▸ **SHORT TASK**: Lines containing the word "data" should be extracted in full.

▸ **RECORDS FOR THE EXERCISE**:
================================

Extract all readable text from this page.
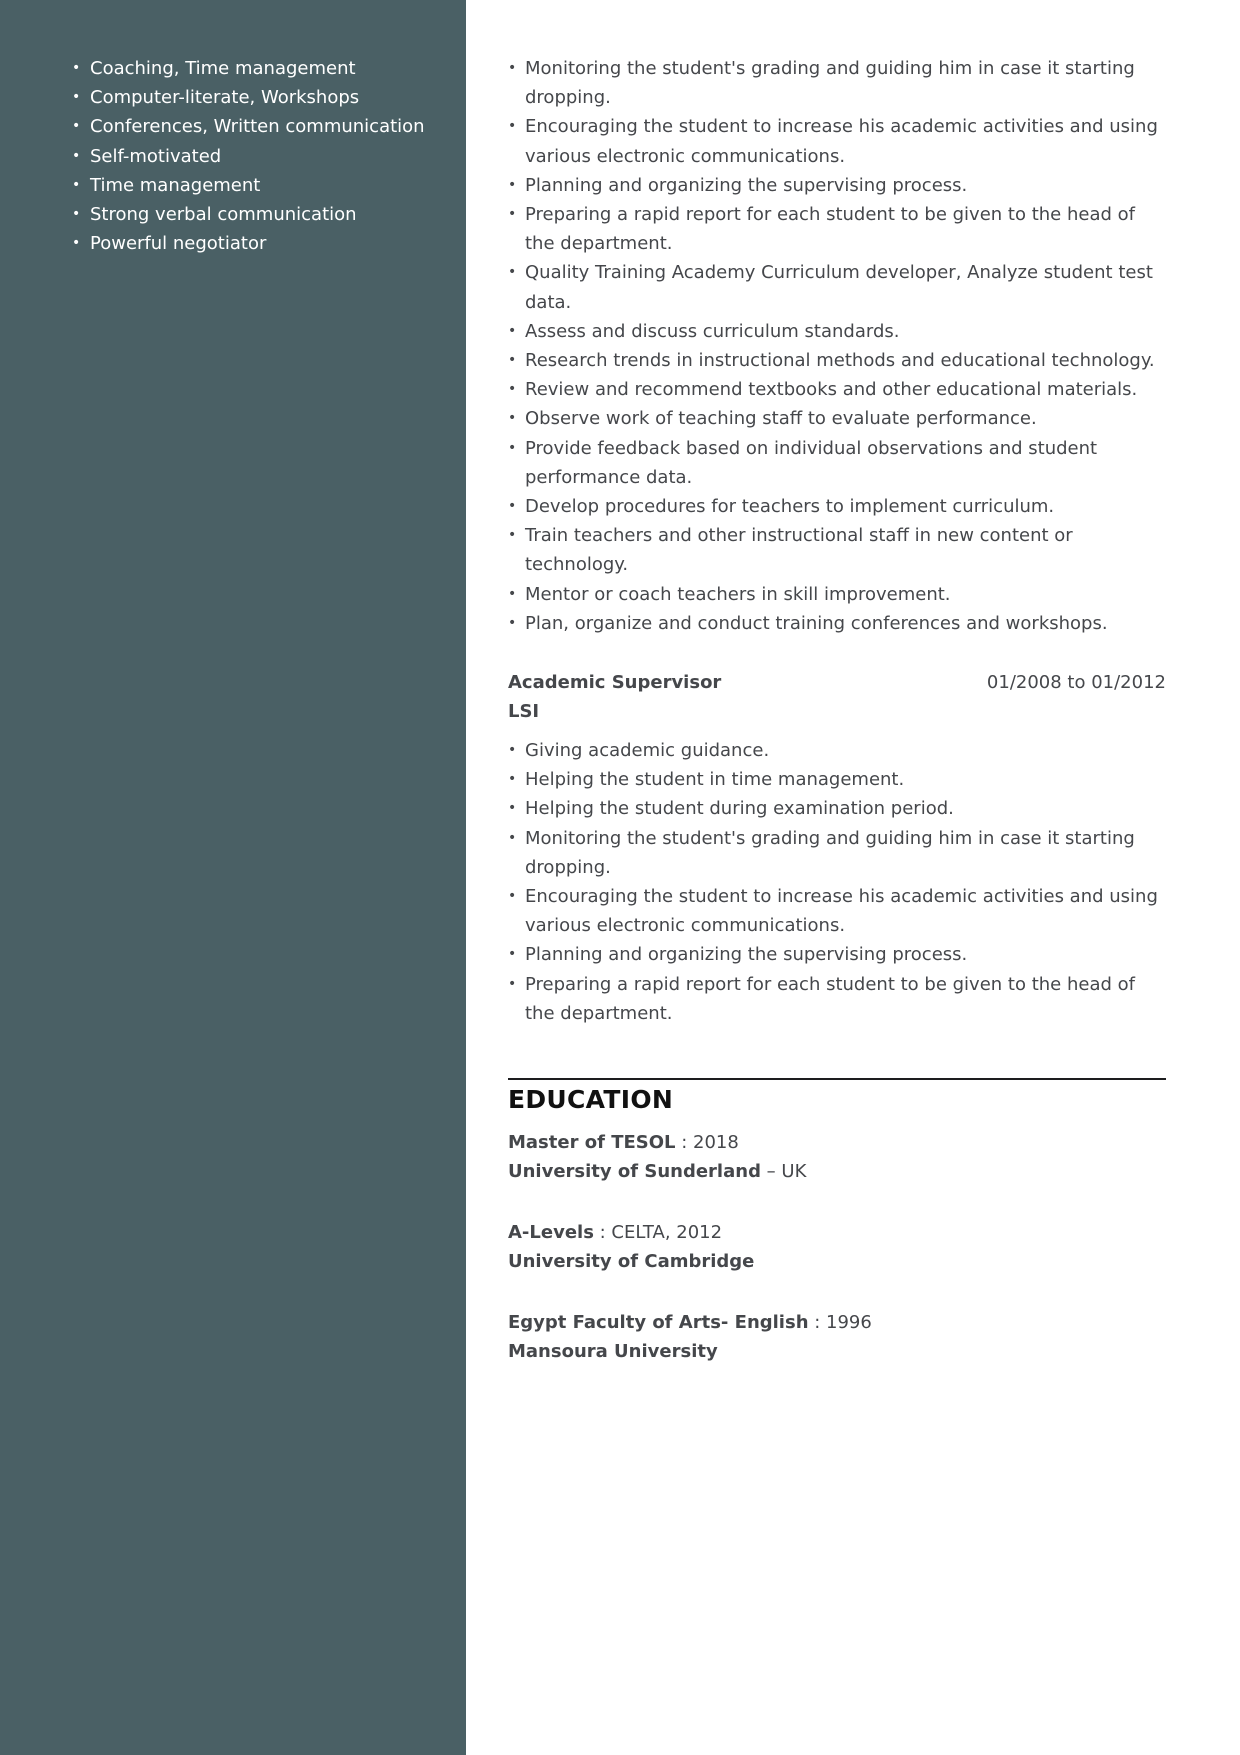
• Coaching, Time management
• Computer-literate, Workshops
• Conferences, Written communication
• Self-motivated
• Time management
• Strong verbal communication
• Powerful negotiator
• Monitoring the student's grading and guiding him in case it starting dropping.
• Encouraging the student to increase his academic activities and using various electronic communications.
• Planning and organizing the supervising process.
• Preparing a rapid report for each student to be given to the head of the department.
• Quality Training Academy Curriculum developer, Analyze student test data.
• Assess and discuss curriculum standards.
• Research trends in instructional methods and educational technology.
• Review and recommend textbooks and other educational materials.
• Observe work of teaching staff to evaluate performance.
• Provide feedback based on individual observations and student performance data.
• Develop procedures for teachers to implement curriculum.
• Train teachers and other instructional staff in new content or technology.
• Mentor or coach teachers in skill improvement.
• Plan, organize and conduct training conferences and workshops.
Academic Supervisor	01/2008 to 01/2012
LSI
• Giving academic guidance.
• Helping the student in time management.
• Helping the student during examination period.
• Monitoring the student's grading and guiding him in case it starting dropping.
• Encouraging the student to increase his academic activities and using various electronic communications.
• Planning and organizing the supervising process.
• Preparing a rapid report for each student to be given to the head of the department.
EDUCATION
Master of TESOL : 2018
University of Sunderland – UK
A-Levels : CELTA, 2012
University of Cambridge
Egypt Faculty of Arts- English : 1996
Mansoura University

================================

▸ **EXERCISE RESPONSE**:
• Quality Training Academy Curriculum developer, Analyze student test data.
• Provide feedback based on individual observations and student performance data.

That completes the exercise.